◆ DIRECTIVE: Search the listing below for "March". Copy each matching line.

━━━━━━━━━━━━━━━━

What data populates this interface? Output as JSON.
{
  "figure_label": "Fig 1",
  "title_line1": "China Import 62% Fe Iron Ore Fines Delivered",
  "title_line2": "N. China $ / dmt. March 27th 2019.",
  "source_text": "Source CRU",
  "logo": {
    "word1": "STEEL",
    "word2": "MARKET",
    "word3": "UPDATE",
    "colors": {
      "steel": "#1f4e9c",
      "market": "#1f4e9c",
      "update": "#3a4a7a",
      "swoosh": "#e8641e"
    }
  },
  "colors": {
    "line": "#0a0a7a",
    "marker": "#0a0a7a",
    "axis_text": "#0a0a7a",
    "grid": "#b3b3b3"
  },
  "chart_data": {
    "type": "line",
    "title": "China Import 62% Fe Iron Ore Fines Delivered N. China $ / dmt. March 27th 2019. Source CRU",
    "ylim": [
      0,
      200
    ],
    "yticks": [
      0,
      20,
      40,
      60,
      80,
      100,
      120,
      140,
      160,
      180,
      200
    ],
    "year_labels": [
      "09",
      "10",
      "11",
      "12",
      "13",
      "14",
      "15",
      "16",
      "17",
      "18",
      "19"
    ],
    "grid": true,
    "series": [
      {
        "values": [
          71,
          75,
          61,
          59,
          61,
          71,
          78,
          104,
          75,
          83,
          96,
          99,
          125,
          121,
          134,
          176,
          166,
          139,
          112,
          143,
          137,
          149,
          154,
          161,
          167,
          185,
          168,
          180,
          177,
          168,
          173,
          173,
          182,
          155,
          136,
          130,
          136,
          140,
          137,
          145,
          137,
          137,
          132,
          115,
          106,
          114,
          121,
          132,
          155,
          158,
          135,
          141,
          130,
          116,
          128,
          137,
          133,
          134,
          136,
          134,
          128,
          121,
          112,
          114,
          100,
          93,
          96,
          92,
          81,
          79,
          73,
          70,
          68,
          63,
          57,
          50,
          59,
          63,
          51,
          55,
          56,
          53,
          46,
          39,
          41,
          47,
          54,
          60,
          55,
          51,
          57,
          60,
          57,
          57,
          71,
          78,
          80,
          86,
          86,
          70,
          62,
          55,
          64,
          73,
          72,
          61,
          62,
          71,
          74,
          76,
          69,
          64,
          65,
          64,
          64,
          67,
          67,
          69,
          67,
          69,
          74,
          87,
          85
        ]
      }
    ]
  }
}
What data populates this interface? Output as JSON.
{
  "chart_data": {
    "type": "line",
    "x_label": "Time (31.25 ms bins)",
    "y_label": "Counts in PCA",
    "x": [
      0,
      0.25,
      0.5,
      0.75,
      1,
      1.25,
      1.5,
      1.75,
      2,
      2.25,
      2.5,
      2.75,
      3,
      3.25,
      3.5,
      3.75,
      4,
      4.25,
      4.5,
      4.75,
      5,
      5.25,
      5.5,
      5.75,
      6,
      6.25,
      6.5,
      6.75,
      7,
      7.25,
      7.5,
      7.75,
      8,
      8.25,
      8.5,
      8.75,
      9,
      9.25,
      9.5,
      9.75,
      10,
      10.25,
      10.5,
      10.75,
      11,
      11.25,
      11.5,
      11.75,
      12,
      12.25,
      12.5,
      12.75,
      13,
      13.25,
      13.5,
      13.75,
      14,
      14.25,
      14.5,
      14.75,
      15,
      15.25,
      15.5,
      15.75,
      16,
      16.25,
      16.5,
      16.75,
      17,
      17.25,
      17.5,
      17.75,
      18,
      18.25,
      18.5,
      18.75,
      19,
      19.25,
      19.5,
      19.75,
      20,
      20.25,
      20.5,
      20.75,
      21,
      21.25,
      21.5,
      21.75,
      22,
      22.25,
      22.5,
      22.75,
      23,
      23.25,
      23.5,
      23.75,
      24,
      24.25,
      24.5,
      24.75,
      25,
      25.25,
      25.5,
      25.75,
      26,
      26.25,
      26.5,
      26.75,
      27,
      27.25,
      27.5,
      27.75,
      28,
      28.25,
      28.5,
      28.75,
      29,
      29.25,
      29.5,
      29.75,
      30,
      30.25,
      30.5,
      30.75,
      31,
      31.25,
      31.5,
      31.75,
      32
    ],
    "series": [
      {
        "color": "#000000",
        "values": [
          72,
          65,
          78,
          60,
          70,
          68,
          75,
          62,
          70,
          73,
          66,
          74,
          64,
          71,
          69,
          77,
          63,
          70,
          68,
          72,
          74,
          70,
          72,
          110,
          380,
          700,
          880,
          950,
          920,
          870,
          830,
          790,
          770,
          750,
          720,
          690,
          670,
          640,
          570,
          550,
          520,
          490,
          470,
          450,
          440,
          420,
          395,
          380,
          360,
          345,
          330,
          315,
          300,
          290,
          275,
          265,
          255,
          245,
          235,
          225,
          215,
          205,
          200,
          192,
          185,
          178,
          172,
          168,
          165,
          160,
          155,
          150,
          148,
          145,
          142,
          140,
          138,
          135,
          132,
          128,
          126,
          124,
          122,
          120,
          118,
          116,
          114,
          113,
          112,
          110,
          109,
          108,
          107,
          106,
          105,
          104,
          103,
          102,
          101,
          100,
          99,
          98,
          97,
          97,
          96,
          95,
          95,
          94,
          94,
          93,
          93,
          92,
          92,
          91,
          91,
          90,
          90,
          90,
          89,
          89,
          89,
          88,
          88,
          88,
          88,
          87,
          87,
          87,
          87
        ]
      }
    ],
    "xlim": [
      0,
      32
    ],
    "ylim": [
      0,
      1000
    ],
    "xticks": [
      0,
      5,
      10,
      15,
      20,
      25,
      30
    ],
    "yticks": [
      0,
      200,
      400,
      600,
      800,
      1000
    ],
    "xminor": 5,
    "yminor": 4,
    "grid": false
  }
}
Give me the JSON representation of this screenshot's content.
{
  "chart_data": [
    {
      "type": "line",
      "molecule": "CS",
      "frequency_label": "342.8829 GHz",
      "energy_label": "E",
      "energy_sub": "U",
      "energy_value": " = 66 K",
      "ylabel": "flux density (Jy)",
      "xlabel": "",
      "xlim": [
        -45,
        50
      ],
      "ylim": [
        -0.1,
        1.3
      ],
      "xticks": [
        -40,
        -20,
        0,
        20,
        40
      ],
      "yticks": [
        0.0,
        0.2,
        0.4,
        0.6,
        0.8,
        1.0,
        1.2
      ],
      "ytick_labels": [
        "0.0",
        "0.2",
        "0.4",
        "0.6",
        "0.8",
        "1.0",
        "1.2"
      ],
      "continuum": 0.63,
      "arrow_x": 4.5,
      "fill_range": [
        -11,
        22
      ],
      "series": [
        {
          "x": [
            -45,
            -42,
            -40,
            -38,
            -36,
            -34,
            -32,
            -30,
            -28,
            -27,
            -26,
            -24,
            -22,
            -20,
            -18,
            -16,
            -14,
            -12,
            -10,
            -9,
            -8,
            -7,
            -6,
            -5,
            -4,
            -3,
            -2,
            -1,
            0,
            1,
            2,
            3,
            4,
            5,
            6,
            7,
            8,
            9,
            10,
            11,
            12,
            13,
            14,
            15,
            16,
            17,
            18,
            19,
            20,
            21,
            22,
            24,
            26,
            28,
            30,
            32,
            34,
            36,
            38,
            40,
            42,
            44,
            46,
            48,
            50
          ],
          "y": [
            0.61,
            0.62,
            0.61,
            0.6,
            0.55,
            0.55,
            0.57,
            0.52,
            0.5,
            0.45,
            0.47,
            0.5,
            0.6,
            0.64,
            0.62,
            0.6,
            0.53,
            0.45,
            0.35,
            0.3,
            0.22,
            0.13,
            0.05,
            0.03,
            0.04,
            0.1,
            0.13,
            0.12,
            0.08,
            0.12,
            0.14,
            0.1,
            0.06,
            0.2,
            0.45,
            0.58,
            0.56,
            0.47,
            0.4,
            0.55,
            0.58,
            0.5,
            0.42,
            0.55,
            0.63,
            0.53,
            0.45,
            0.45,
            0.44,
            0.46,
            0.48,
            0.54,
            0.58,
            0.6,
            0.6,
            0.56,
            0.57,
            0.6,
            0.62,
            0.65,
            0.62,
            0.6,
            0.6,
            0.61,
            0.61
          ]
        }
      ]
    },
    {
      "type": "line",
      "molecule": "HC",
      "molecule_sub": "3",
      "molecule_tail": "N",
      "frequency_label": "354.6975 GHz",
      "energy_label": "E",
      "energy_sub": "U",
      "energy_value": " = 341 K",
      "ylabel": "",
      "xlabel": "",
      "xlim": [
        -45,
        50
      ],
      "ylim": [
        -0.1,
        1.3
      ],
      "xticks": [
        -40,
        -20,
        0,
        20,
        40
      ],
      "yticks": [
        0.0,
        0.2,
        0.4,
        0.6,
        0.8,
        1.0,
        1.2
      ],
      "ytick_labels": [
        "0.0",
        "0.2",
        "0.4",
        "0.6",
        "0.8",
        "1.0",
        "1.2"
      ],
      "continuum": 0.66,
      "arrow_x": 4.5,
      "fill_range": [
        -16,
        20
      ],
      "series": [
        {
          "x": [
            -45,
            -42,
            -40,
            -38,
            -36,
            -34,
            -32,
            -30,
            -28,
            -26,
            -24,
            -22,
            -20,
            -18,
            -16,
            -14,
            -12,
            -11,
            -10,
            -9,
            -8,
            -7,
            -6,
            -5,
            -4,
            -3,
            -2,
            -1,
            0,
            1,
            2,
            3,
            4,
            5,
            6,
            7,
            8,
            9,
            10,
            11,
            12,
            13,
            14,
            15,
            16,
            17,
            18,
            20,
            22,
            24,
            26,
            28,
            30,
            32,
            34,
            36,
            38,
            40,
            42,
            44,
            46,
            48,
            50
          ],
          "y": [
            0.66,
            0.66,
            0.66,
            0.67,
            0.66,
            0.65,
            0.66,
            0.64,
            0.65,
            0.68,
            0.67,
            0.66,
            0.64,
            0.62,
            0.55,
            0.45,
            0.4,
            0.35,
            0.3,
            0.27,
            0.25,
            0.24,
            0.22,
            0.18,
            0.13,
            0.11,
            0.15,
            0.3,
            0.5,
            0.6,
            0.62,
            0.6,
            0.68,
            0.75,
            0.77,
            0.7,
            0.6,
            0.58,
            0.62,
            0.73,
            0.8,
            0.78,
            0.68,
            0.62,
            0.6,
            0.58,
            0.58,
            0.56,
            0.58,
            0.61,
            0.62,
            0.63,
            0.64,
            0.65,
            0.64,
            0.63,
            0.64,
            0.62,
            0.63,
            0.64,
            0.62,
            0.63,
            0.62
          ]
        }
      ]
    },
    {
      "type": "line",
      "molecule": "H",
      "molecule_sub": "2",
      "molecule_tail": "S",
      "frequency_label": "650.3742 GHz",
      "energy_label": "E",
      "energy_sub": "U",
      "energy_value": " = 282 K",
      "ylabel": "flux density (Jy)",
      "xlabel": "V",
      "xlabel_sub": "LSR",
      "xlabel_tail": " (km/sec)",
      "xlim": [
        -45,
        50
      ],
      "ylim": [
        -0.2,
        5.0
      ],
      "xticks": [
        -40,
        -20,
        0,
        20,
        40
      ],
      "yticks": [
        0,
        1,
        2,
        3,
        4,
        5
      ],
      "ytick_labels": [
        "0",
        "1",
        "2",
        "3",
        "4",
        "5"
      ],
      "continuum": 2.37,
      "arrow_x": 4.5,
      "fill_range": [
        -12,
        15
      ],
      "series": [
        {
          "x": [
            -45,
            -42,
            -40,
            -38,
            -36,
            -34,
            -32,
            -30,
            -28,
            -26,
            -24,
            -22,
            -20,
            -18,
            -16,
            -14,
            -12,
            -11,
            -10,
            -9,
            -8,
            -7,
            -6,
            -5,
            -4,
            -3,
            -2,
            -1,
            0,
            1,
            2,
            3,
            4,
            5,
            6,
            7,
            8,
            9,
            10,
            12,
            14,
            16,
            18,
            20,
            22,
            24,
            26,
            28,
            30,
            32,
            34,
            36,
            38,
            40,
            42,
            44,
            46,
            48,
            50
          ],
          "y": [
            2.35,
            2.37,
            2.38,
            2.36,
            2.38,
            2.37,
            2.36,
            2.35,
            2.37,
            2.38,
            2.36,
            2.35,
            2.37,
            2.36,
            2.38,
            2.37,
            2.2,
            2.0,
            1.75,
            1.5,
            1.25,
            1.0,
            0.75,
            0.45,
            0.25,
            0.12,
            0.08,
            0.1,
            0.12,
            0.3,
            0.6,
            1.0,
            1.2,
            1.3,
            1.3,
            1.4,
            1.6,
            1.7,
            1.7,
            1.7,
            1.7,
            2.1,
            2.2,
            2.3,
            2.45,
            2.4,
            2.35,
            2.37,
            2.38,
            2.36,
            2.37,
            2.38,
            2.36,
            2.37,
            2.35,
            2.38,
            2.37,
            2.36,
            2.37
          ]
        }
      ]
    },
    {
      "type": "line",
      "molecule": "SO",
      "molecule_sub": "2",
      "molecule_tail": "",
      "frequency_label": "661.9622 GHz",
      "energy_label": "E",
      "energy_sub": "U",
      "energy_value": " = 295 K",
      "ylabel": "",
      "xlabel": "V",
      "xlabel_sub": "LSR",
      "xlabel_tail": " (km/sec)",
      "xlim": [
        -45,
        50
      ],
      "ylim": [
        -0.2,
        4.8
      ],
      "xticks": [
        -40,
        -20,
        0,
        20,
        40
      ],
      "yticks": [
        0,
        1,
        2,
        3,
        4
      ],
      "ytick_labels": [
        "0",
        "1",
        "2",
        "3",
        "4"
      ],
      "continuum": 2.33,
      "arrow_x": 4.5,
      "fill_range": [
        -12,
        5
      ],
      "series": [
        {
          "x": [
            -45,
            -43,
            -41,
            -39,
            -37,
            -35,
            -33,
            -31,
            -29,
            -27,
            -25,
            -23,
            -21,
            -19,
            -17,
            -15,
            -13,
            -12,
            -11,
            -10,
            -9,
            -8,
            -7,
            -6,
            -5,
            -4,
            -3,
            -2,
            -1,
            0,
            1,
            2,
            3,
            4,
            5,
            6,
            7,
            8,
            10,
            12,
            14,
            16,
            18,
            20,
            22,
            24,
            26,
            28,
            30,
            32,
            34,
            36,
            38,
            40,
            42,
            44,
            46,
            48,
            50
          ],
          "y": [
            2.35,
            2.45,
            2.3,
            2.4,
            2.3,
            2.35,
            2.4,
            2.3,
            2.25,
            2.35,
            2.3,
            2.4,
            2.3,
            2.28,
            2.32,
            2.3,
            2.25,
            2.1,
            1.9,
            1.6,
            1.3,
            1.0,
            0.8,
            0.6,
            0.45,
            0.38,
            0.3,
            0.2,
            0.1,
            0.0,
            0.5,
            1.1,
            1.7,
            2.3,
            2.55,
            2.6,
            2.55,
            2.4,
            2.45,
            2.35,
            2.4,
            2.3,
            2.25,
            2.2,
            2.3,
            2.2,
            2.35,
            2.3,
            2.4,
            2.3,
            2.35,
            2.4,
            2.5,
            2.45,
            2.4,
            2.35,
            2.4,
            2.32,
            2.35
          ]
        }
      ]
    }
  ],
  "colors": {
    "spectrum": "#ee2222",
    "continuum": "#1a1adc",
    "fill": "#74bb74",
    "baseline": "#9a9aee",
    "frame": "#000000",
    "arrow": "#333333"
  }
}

━━━━━━━━━━━━━━━━

◆ TASK OUTPUT:
  "title_line2": "N. China $ / dmt. March 27th 2019.",
    "title": "China Import 62% Fe Iron Ore Fines Delivered N. China $ / dmt. March 27th 2019. Source CRU",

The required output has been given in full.